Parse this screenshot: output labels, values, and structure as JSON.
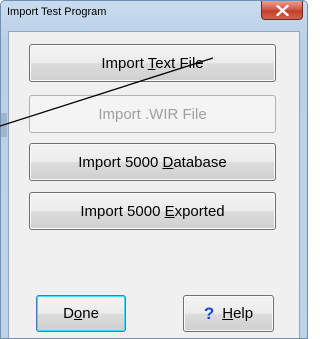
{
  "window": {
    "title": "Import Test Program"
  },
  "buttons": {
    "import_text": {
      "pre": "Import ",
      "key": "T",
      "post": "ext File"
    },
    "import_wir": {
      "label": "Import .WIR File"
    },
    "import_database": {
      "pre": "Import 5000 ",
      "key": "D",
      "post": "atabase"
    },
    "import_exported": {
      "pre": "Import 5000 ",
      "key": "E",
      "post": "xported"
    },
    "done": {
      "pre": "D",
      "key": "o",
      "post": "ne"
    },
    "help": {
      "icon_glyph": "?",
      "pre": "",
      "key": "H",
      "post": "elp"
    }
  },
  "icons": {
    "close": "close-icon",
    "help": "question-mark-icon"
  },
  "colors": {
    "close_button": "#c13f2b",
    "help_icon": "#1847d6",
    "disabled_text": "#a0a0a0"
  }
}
◆ ◆ ◆
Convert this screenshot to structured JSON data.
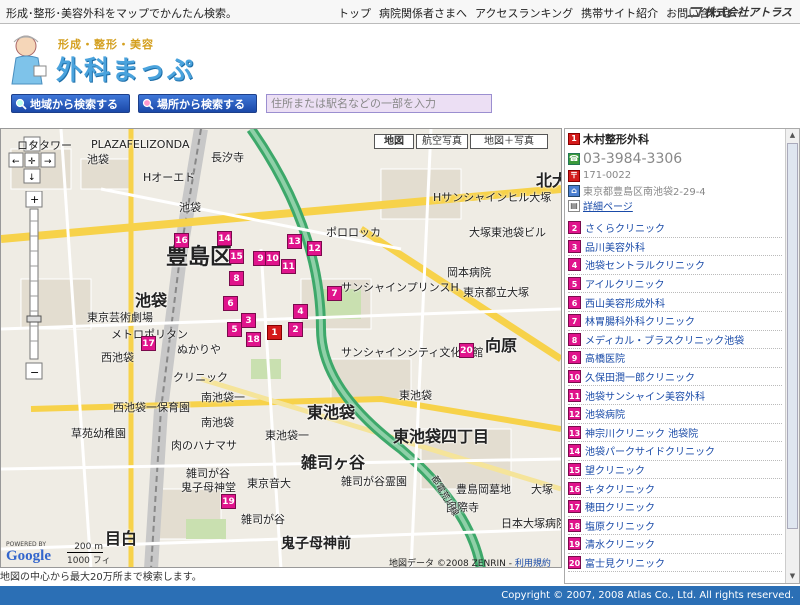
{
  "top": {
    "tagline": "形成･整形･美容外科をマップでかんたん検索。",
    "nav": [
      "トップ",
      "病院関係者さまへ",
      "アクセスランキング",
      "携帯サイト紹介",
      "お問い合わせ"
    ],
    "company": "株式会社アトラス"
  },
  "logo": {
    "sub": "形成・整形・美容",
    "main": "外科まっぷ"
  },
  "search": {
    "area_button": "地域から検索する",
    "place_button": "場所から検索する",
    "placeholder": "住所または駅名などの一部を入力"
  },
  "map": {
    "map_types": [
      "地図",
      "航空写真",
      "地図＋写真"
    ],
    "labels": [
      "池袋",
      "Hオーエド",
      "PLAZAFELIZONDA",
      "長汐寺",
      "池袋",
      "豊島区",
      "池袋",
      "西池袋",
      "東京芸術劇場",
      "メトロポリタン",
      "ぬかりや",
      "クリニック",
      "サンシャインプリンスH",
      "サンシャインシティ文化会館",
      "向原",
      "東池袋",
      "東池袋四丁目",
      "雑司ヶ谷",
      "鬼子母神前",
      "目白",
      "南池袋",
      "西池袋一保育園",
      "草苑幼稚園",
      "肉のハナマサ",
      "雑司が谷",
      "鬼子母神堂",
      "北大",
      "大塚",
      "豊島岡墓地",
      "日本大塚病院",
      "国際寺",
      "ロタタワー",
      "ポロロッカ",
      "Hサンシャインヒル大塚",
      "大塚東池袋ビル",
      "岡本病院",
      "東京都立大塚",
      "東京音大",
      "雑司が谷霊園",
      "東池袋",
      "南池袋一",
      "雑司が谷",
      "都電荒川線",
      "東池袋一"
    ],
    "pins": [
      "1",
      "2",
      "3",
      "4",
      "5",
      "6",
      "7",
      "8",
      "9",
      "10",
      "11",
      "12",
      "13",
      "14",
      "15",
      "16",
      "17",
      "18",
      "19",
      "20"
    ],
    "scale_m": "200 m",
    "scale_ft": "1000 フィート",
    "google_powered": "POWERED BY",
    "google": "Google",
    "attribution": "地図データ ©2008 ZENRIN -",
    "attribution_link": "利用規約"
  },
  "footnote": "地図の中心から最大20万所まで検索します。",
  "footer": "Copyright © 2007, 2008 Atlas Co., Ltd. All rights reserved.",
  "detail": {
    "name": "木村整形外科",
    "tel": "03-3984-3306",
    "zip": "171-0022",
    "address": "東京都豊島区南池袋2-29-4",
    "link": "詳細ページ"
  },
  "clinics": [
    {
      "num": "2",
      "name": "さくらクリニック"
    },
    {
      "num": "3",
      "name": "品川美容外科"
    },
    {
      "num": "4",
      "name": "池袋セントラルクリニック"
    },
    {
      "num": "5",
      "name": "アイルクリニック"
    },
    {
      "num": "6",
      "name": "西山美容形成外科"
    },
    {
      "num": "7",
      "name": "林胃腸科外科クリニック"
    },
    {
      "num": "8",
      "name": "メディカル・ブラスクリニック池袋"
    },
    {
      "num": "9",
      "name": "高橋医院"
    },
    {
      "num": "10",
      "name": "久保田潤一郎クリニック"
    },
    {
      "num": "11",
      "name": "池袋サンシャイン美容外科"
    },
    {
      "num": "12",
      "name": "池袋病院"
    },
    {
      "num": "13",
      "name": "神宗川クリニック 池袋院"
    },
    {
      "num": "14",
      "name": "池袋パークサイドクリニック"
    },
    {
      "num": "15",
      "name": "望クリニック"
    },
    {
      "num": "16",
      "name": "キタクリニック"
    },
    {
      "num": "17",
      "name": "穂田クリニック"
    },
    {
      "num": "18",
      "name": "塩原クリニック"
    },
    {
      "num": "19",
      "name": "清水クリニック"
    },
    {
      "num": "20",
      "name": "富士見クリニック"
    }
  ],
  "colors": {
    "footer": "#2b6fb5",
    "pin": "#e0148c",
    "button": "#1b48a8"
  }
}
◆ ◆ ◆
BRIEF:
Identify the lines above with the word "post". Copy them.

SOLUTION FOR THIS PROBLEM:
      "post": "ext File"
      "post": "atabase"
      "post": "xported"
      "post": "ne"
      "post": "elp"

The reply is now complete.